### Supplied material
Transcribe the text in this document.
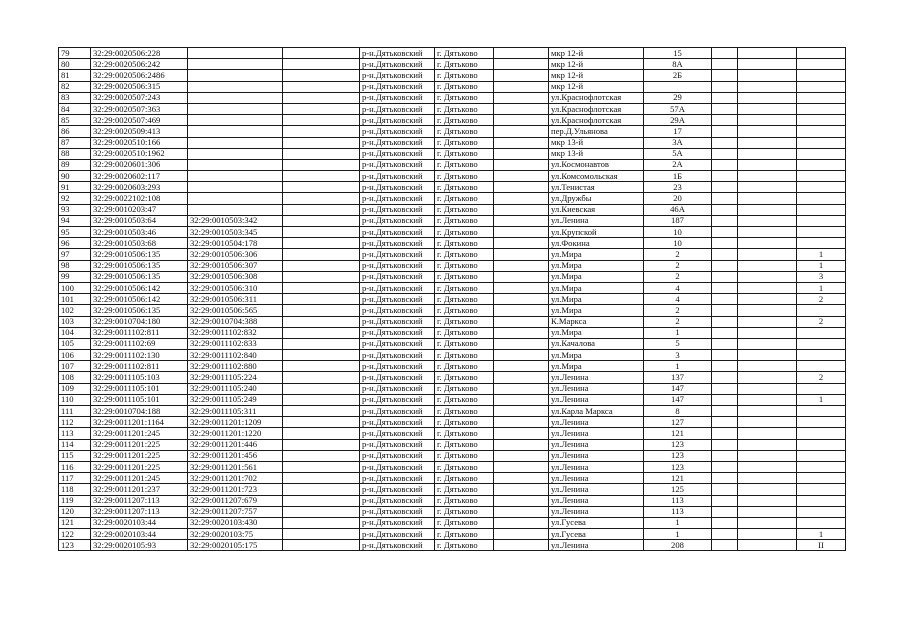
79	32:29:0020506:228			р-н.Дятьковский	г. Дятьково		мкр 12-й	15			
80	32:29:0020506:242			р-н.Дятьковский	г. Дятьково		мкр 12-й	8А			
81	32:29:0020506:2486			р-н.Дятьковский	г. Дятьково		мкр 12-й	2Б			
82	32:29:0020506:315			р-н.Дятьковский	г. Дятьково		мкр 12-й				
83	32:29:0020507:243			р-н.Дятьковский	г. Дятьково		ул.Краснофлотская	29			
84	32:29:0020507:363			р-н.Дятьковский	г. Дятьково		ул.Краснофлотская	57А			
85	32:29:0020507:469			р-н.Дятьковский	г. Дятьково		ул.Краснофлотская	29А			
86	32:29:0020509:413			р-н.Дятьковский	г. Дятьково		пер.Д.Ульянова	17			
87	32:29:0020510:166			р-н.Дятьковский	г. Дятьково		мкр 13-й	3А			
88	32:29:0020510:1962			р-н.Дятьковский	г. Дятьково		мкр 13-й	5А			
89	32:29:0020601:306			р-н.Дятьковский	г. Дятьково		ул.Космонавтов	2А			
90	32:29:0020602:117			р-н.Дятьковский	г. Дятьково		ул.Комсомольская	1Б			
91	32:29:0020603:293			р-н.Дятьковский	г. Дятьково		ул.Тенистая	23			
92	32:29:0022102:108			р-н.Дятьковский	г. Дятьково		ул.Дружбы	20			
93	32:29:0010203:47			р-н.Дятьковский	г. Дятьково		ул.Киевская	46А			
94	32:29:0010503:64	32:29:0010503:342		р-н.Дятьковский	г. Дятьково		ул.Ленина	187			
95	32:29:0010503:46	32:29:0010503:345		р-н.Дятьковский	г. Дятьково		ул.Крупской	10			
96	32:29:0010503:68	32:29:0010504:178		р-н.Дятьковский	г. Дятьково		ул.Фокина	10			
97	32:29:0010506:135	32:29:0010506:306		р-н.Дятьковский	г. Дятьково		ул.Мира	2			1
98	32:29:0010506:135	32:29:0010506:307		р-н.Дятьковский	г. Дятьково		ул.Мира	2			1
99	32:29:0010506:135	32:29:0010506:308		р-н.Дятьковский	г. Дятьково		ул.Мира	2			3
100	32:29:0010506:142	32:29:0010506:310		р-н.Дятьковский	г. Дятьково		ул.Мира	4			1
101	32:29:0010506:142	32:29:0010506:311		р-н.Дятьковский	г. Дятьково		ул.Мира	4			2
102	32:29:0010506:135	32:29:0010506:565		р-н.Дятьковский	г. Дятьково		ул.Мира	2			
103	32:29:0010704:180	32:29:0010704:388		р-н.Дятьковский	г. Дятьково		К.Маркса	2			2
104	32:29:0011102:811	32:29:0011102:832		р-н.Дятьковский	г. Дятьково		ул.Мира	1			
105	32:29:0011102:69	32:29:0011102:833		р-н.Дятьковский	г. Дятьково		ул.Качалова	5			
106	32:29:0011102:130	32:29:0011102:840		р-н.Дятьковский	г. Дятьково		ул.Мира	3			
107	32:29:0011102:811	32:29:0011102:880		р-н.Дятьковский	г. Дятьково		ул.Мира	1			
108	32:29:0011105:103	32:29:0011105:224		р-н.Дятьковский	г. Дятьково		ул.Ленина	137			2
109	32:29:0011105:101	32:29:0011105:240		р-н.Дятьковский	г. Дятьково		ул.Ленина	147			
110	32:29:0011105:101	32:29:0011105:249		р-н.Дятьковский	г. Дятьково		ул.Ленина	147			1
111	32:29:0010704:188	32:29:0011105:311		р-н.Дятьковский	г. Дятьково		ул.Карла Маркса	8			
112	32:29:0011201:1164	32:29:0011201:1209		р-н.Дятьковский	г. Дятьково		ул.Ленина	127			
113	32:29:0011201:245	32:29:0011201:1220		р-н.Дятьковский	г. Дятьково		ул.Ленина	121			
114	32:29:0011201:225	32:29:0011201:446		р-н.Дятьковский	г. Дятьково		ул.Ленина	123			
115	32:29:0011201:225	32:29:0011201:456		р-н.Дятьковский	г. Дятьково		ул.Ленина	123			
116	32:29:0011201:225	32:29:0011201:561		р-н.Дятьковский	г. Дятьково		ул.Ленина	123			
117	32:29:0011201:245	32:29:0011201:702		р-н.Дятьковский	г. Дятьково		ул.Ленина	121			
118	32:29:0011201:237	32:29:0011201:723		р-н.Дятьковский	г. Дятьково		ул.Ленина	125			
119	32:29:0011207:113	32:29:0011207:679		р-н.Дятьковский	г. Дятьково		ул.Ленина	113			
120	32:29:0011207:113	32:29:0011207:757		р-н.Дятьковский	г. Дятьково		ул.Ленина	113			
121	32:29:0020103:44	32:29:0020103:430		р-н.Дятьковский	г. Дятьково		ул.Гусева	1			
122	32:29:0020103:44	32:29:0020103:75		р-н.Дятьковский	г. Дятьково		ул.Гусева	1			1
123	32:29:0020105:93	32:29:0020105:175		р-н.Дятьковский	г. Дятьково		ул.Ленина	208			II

### Written problem
Repeat the data exactly in full, omitting its pictures.

### Task answer
Transcribe the text in this document.
79	32:29:0020506:228			р-н.Дятьковский	г. Дятьково		мкр 12-й	15			
80	32:29:0020506:242			р-н.Дятьковский	г. Дятьково		мкр 12-й	8А			
81	32:29:0020506:2486			р-н.Дятьковский	г. Дятьково		мкр 12-й	2Б			
82	32:29:0020506:315			р-н.Дятьковский	г. Дятьково		мкр 12-й				
83	32:29:0020507:243			р-н.Дятьковский	г. Дятьково		ул.Краснофлотская	29			
84	32:29:0020507:363			р-н.Дятьковский	г. Дятьково		ул.Краснофлотская	57А			
85	32:29:0020507:469			р-н.Дятьковский	г. Дятьково		ул.Краснофлотская	29А			
86	32:29:0020509:413			р-н.Дятьковский	г. Дятьково		пер.Д.Ульянова	17			
87	32:29:0020510:166			р-н.Дятьковский	г. Дятьково		мкр 13-й	3А			
88	32:29:0020510:1962			р-н.Дятьковский	г. Дятьково		мкр 13-й	5А			
89	32:29:0020601:306			р-н.Дятьковский	г. Дятьково		ул.Космонавтов	2А			
90	32:29:0020602:117			р-н.Дятьковский	г. Дятьково		ул.Комсомольская	1Б			
91	32:29:0020603:293			р-н.Дятьковский	г. Дятьково		ул.Тенистая	23			
92	32:29:0022102:108			р-н.Дятьковский	г. Дятьково		ул.Дружбы	20			
93	32:29:0010203:47			р-н.Дятьковский	г. Дятьково		ул.Киевская	46А			
94	32:29:0010503:64	32:29:0010503:342		р-н.Дятьковский	г. Дятьково		ул.Ленина	187			
95	32:29:0010503:46	32:29:0010503:345		р-н.Дятьковский	г. Дятьково		ул.Крупской	10			
96	32:29:0010503:68	32:29:0010504:178		р-н.Дятьковский	г. Дятьково		ул.Фокина	10			
97	32:29:0010506:135	32:29:0010506:306		р-н.Дятьковский	г. Дятьково		ул.Мира	2			1
98	32:29:0010506:135	32:29:0010506:307		р-н.Дятьковский	г. Дятьково		ул.Мира	2			1
99	32:29:0010506:135	32:29:0010506:308		р-н.Дятьковский	г. Дятьково		ул.Мира	2			3
100	32:29:0010506:142	32:29:0010506:310		р-н.Дятьковский	г. Дятьково		ул.Мира	4			1
101	32:29:0010506:142	32:29:0010506:311		р-н.Дятьковский	г. Дятьково		ул.Мира	4			2
102	32:29:0010506:135	32:29:0010506:565		р-н.Дятьковский	г. Дятьково		ул.Мира	2			
103	32:29:0010704:180	32:29:0010704:388		р-н.Дятьковский	г. Дятьково		К.Маркса	2			2
104	32:29:0011102:811	32:29:0011102:832		р-н.Дятьковский	г. Дятьково		ул.Мира	1			
105	32:29:0011102:69	32:29:0011102:833		р-н.Дятьковский	г. Дятьково		ул.Качалова	5			
106	32:29:0011102:130	32:29:0011102:840		р-н.Дятьковский	г. Дятьково		ул.Мира	3			
107	32:29:0011102:811	32:29:0011102:880		р-н.Дятьковский	г. Дятьково		ул.Мира	1			
108	32:29:0011105:103	32:29:0011105:224		р-н.Дятьковский	г. Дятьково		ул.Ленина	137			2
109	32:29:0011105:101	32:29:0011105:240		р-н.Дятьковский	г. Дятьково		ул.Ленина	147			
110	32:29:0011105:101	32:29:0011105:249		р-н.Дятьковский	г. Дятьково		ул.Ленина	147			1
111	32:29:0010704:188	32:29:0011105:311		р-н.Дятьковский	г. Дятьково		ул.Карла Маркса	8			
112	32:29:0011201:1164	32:29:0011201:1209		р-н.Дятьковский	г. Дятьково		ул.Ленина	127			
113	32:29:0011201:245	32:29:0011201:1220		р-н.Дятьковский	г. Дятьково		ул.Ленина	121			
114	32:29:0011201:225	32:29:0011201:446		р-н.Дятьковский	г. Дятьково		ул.Ленина	123			
115	32:29:0011201:225	32:29:0011201:456		р-н.Дятьковский	г. Дятьково		ул.Ленина	123			
116	32:29:0011201:225	32:29:0011201:561		р-н.Дятьковский	г. Дятьково		ул.Ленина	123			
117	32:29:0011201:245	32:29:0011201:702		р-н.Дятьковский	г. Дятьково		ул.Ленина	121			
118	32:29:0011201:237	32:29:0011201:723		р-н.Дятьковский	г. Дятьково		ул.Ленина	125			
119	32:29:0011207:113	32:29:0011207:679		р-н.Дятьковский	г. Дятьково		ул.Ленина	113			
120	32:29:0011207:113	32:29:0011207:757		р-н.Дятьковский	г. Дятьково		ул.Ленина	113			
121	32:29:0020103:44	32:29:0020103:430		р-н.Дятьковский	г. Дятьково		ул.Гусева	1			
122	32:29:0020103:44	32:29:0020103:75		р-н.Дятьковский	г. Дятьково		ул.Гусева	1			1
123	32:29:0020105:93	32:29:0020105:175		р-н.Дятьковский	г. Дятьково		ул.Ленина	208			II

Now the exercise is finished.